### SET EXERCISE
Set down the records once more, please, exactly and with the pictures left out.
# START OF STORED ROWS
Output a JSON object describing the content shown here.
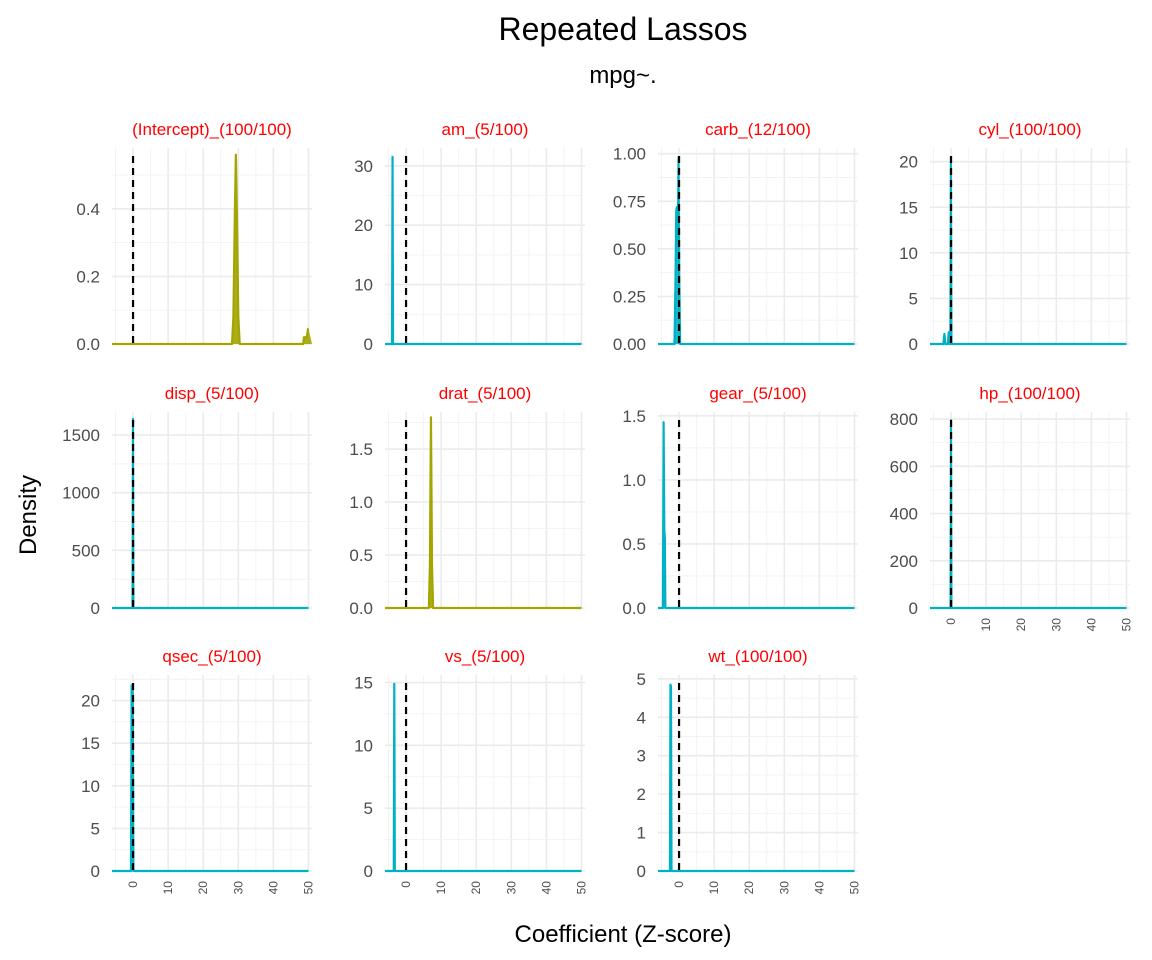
{
  "chart_data": {
    "type": "area",
    "title": "Repeated Lassos",
    "subtitle": "mpg~.",
    "xlabel": "Coefficient (Z-score)",
    "ylabel": "Density",
    "xlim": [
      -6,
      51
    ],
    "x_ticks": [
      0,
      10,
      20,
      30,
      40,
      50
    ],
    "reference_line": {
      "x": 0,
      "style": "dashed",
      "color": "#000000"
    },
    "grid": true,
    "legend": "none",
    "colors": {
      "olive": "#a3a500",
      "teal": "#00b0c5",
      "strip": "#ff0000"
    },
    "panels": [
      {
        "label": "(Intercept)_(100/100)",
        "color": "#a3a500",
        "ylim": [
          0,
          0.58
        ],
        "y_ticks": [
          "0.0",
          "0.2",
          "0.4"
        ],
        "y_tick_values": [
          0,
          0.2,
          0.4
        ],
        "points": [
          [
            -6,
            0
          ],
          [
            28.2,
            0
          ],
          [
            28.6,
            0.08
          ],
          [
            29.0,
            0.38
          ],
          [
            29.3,
            0.56
          ],
          [
            29.6,
            0.38
          ],
          [
            30.0,
            0.08
          ],
          [
            30.4,
            0
          ],
          [
            48.5,
            0
          ],
          [
            48.7,
            0.02
          ],
          [
            49.5,
            0.02
          ],
          [
            49.9,
            0.045
          ],
          [
            50,
            0.045
          ]
        ]
      },
      {
        "label": "am_(5/100)",
        "color": "#00b0c5",
        "ylim": [
          0,
          33
        ],
        "y_ticks": [
          "0",
          "10",
          "20",
          "30"
        ],
        "y_tick_values": [
          0,
          10,
          20,
          30
        ],
        "points": [
          [
            -6,
            0
          ],
          [
            -4.0,
            0
          ],
          [
            -3.85,
            31.5
          ],
          [
            -3.7,
            0
          ],
          [
            50,
            0
          ]
        ]
      },
      {
        "label": "carb_(12/100)",
        "color": "#00b0c5",
        "ylim": [
          0,
          1.03
        ],
        "y_ticks": [
          "0.00",
          "0.25",
          "0.50",
          "0.75",
          "1.00"
        ],
        "y_tick_values": [
          0,
          0.25,
          0.5,
          0.75,
          1.0
        ],
        "points": [
          [
            -6,
            0
          ],
          [
            -1.3,
            0
          ],
          [
            -1.0,
            0.35
          ],
          [
            -0.8,
            0.7
          ],
          [
            -0.6,
            0.72
          ],
          [
            -0.45,
            0.55
          ],
          [
            -0.3,
            0.65
          ],
          [
            -0.15,
            0.98
          ],
          [
            0.05,
            0.35
          ],
          [
            0.3,
            0
          ],
          [
            50,
            0
          ]
        ]
      },
      {
        "label": "cyl_(100/100)",
        "color": "#00b0c5",
        "ylim": [
          0,
          21.5
        ],
        "y_ticks": [
          "0",
          "5",
          "10",
          "15",
          "20"
        ],
        "y_tick_values": [
          0,
          5,
          10,
          15,
          20
        ],
        "points": [
          [
            -6,
            0
          ],
          [
            -2.2,
            0
          ],
          [
            -1.9,
            1.1
          ],
          [
            -1.6,
            0
          ],
          [
            -0.9,
            0
          ],
          [
            -0.65,
            1.3
          ],
          [
            -0.4,
            0
          ],
          [
            -0.2,
            0
          ],
          [
            -0.05,
            20.5
          ],
          [
            0.1,
            0
          ],
          [
            50,
            0
          ]
        ]
      },
      {
        "label": "disp_(5/100)",
        "color": "#00b0c5",
        "ylim": [
          0,
          1700
        ],
        "y_ticks": [
          "0",
          "500",
          "1000",
          "1500"
        ],
        "y_tick_values": [
          0,
          500,
          1000,
          1500
        ],
        "points": [
          [
            -6,
            0
          ],
          [
            -0.15,
            0
          ],
          [
            -0.02,
            1640
          ],
          [
            0.1,
            0
          ],
          [
            50,
            0
          ]
        ]
      },
      {
        "label": "drat_(5/100)",
        "color": "#a3a500",
        "ylim": [
          0,
          1.85
        ],
        "y_ticks": [
          "0.0",
          "0.5",
          "1.0",
          "1.5"
        ],
        "y_tick_values": [
          0,
          0.5,
          1.0,
          1.5
        ],
        "points": [
          [
            -6,
            0
          ],
          [
            6.5,
            0
          ],
          [
            6.8,
            0.4
          ],
          [
            7.1,
            1.8
          ],
          [
            7.4,
            0.4
          ],
          [
            7.7,
            0
          ],
          [
            50,
            0
          ]
        ]
      },
      {
        "label": "gear_(5/100)",
        "color": "#00b0c5",
        "ylim": [
          0,
          1.53
        ],
        "y_ticks": [
          "0.0",
          "0.5",
          "1.0",
          "1.5"
        ],
        "y_tick_values": [
          0,
          0.5,
          1.0,
          1.5
        ],
        "points": [
          [
            -6,
            0
          ],
          [
            -4.6,
            0
          ],
          [
            -4.4,
            1.45
          ],
          [
            -4.2,
            0.6
          ],
          [
            -4.05,
            0.55
          ],
          [
            -3.9,
            0
          ],
          [
            50,
            0
          ]
        ]
      },
      {
        "label": "hp_(100/100)",
        "color": "#00b0c5",
        "ylim": [
          0,
          830
        ],
        "y_ticks": [
          "0",
          "200",
          "400",
          "600",
          "800"
        ],
        "y_tick_values": [
          0,
          200,
          400,
          600,
          800
        ],
        "points": [
          [
            -6,
            0
          ],
          [
            -0.15,
            0
          ],
          [
            -0.02,
            795
          ],
          [
            0.1,
            0
          ],
          [
            50,
            0
          ]
        ]
      },
      {
        "label": "qsec_(5/100)",
        "color": "#00b0c5",
        "ylim": [
          0,
          23
        ],
        "y_ticks": [
          "0",
          "5",
          "10",
          "15",
          "20"
        ],
        "y_tick_values": [
          0,
          5,
          10,
          15,
          20
        ],
        "points": [
          [
            -6,
            0
          ],
          [
            -0.6,
            0
          ],
          [
            -0.4,
            21.8
          ],
          [
            -0.1,
            21.5
          ],
          [
            0.1,
            0
          ],
          [
            50,
            0
          ]
        ]
      },
      {
        "label": "vs_(5/100)",
        "color": "#00b0c5",
        "ylim": [
          0,
          15.6
        ],
        "y_ticks": [
          "0",
          "5",
          "10",
          "15"
        ],
        "y_tick_values": [
          0,
          5,
          10,
          15
        ],
        "points": [
          [
            -6,
            0
          ],
          [
            -3.5,
            0
          ],
          [
            -3.35,
            14.9
          ],
          [
            -3.2,
            0
          ],
          [
            50,
            0
          ]
        ]
      },
      {
        "label": "wt_(100/100)",
        "color": "#00b0c5",
        "ylim": [
          0,
          5.1
        ],
        "y_ticks": [
          "0",
          "1",
          "2",
          "3",
          "4",
          "5"
        ],
        "y_tick_values": [
          0,
          1,
          2,
          3,
          4,
          5
        ],
        "points": [
          [
            -6,
            0
          ],
          [
            -2.6,
            0
          ],
          [
            -2.45,
            4.85
          ],
          [
            -2.3,
            4.8
          ],
          [
            -2.15,
            0
          ],
          [
            50,
            0
          ]
        ]
      }
    ]
  }
}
# END OF STORED ROWS
### RESULT BELOW
Output a JSON object describing the content shown here.
{
  "chart_data": {
    "type": "area",
    "title": "Repeated Lassos",
    "subtitle": "mpg~.",
    "xlabel": "Coefficient (Z-score)",
    "ylabel": "Density",
    "xlim": [
      -6,
      51
    ],
    "x_ticks": [
      0,
      10,
      20,
      30,
      40,
      50
    ],
    "reference_line": {
      "x": 0,
      "style": "dashed",
      "color": "#000000"
    },
    "grid": true,
    "legend": "none",
    "colors": {
      "olive": "#a3a500",
      "teal": "#00b0c5",
      "strip": "#ff0000"
    },
    "panels": [
      {
        "label": "(Intercept)_(100/100)",
        "color": "#a3a500",
        "ylim": [
          0,
          0.58
        ],
        "y_ticks": [
          "0.0",
          "0.2",
          "0.4"
        ],
        "y_tick_values": [
          0,
          0.2,
          0.4
        ],
        "points": [
          [
            -6,
            0
          ],
          [
            28.2,
            0
          ],
          [
            28.6,
            0.08
          ],
          [
            29.0,
            0.38
          ],
          [
            29.3,
            0.56
          ],
          [
            29.6,
            0.38
          ],
          [
            30.0,
            0.08
          ],
          [
            30.4,
            0
          ],
          [
            48.5,
            0
          ],
          [
            48.7,
            0.02
          ],
          [
            49.5,
            0.02
          ],
          [
            49.9,
            0.045
          ],
          [
            50,
            0.045
          ]
        ]
      },
      {
        "label": "am_(5/100)",
        "color": "#00b0c5",
        "ylim": [
          0,
          33
        ],
        "y_ticks": [
          "0",
          "10",
          "20",
          "30"
        ],
        "y_tick_values": [
          0,
          10,
          20,
          30
        ],
        "points": [
          [
            -6,
            0
          ],
          [
            -4.0,
            0
          ],
          [
            -3.85,
            31.5
          ],
          [
            -3.7,
            0
          ],
          [
            50,
            0
          ]
        ]
      },
      {
        "label": "carb_(12/100)",
        "color": "#00b0c5",
        "ylim": [
          0,
          1.03
        ],
        "y_ticks": [
          "0.00",
          "0.25",
          "0.50",
          "0.75",
          "1.00"
        ],
        "y_tick_values": [
          0,
          0.25,
          0.5,
          0.75,
          1.0
        ],
        "points": [
          [
            -6,
            0
          ],
          [
            -1.3,
            0
          ],
          [
            -1.0,
            0.35
          ],
          [
            -0.8,
            0.7
          ],
          [
            -0.6,
            0.72
          ],
          [
            -0.45,
            0.55
          ],
          [
            -0.3,
            0.65
          ],
          [
            -0.15,
            0.98
          ],
          [
            0.05,
            0.35
          ],
          [
            0.3,
            0
          ],
          [
            50,
            0
          ]
        ]
      },
      {
        "label": "cyl_(100/100)",
        "color": "#00b0c5",
        "ylim": [
          0,
          21.5
        ],
        "y_ticks": [
          "0",
          "5",
          "10",
          "15",
          "20"
        ],
        "y_tick_values": [
          0,
          5,
          10,
          15,
          20
        ],
        "points": [
          [
            -6,
            0
          ],
          [
            -2.2,
            0
          ],
          [
            -1.9,
            1.1
          ],
          [
            -1.6,
            0
          ],
          [
            -0.9,
            0
          ],
          [
            -0.65,
            1.3
          ],
          [
            -0.4,
            0
          ],
          [
            -0.2,
            0
          ],
          [
            -0.05,
            20.5
          ],
          [
            0.1,
            0
          ],
          [
            50,
            0
          ]
        ]
      },
      {
        "label": "disp_(5/100)",
        "color": "#00b0c5",
        "ylim": [
          0,
          1700
        ],
        "y_ticks": [
          "0",
          "500",
          "1000",
          "1500"
        ],
        "y_tick_values": [
          0,
          500,
          1000,
          1500
        ],
        "points": [
          [
            -6,
            0
          ],
          [
            -0.15,
            0
          ],
          [
            -0.02,
            1640
          ],
          [
            0.1,
            0
          ],
          [
            50,
            0
          ]
        ]
      },
      {
        "label": "drat_(5/100)",
        "color": "#a3a500",
        "ylim": [
          0,
          1.85
        ],
        "y_ticks": [
          "0.0",
          "0.5",
          "1.0",
          "1.5"
        ],
        "y_tick_values": [
          0,
          0.5,
          1.0,
          1.5
        ],
        "points": [
          [
            -6,
            0
          ],
          [
            6.5,
            0
          ],
          [
            6.8,
            0.4
          ],
          [
            7.1,
            1.8
          ],
          [
            7.4,
            0.4
          ],
          [
            7.7,
            0
          ],
          [
            50,
            0
          ]
        ]
      },
      {
        "label": "gear_(5/100)",
        "color": "#00b0c5",
        "ylim": [
          0,
          1.53
        ],
        "y_ticks": [
          "0.0",
          "0.5",
          "1.0",
          "1.5"
        ],
        "y_tick_values": [
          0,
          0.5,
          1.0,
          1.5
        ],
        "points": [
          [
            -6,
            0
          ],
          [
            -4.6,
            0
          ],
          [
            -4.4,
            1.45
          ],
          [
            -4.2,
            0.6
          ],
          [
            -4.05,
            0.55
          ],
          [
            -3.9,
            0
          ],
          [
            50,
            0
          ]
        ]
      },
      {
        "label": "hp_(100/100)",
        "color": "#00b0c5",
        "ylim": [
          0,
          830
        ],
        "y_ticks": [
          "0",
          "200",
          "400",
          "600",
          "800"
        ],
        "y_tick_values": [
          0,
          200,
          400,
          600,
          800
        ],
        "points": [
          [
            -6,
            0
          ],
          [
            -0.15,
            0
          ],
          [
            -0.02,
            795
          ],
          [
            0.1,
            0
          ],
          [
            50,
            0
          ]
        ]
      },
      {
        "label": "qsec_(5/100)",
        "color": "#00b0c5",
        "ylim": [
          0,
          23
        ],
        "y_ticks": [
          "0",
          "5",
          "10",
          "15",
          "20"
        ],
        "y_tick_values": [
          0,
          5,
          10,
          15,
          20
        ],
        "points": [
          [
            -6,
            0
          ],
          [
            -0.6,
            0
          ],
          [
            -0.4,
            21.8
          ],
          [
            -0.1,
            21.5
          ],
          [
            0.1,
            0
          ],
          [
            50,
            0
          ]
        ]
      },
      {
        "label": "vs_(5/100)",
        "color": "#00b0c5",
        "ylim": [
          0,
          15.6
        ],
        "y_ticks": [
          "0",
          "5",
          "10",
          "15"
        ],
        "y_tick_values": [
          0,
          5,
          10,
          15
        ],
        "points": [
          [
            -6,
            0
          ],
          [
            -3.5,
            0
          ],
          [
            -3.35,
            14.9
          ],
          [
            -3.2,
            0
          ],
          [
            50,
            0
          ]
        ]
      },
      {
        "label": "wt_(100/100)",
        "color": "#00b0c5",
        "ylim": [
          0,
          5.1
        ],
        "y_ticks": [
          "0",
          "1",
          "2",
          "3",
          "4",
          "5"
        ],
        "y_tick_values": [
          0,
          1,
          2,
          3,
          4,
          5
        ],
        "points": [
          [
            -6,
            0
          ],
          [
            -2.6,
            0
          ],
          [
            -2.45,
            4.85
          ],
          [
            -2.3,
            4.8
          ],
          [
            -2.15,
            0
          ],
          [
            50,
            0
          ]
        ]
      }
    ]
  }
}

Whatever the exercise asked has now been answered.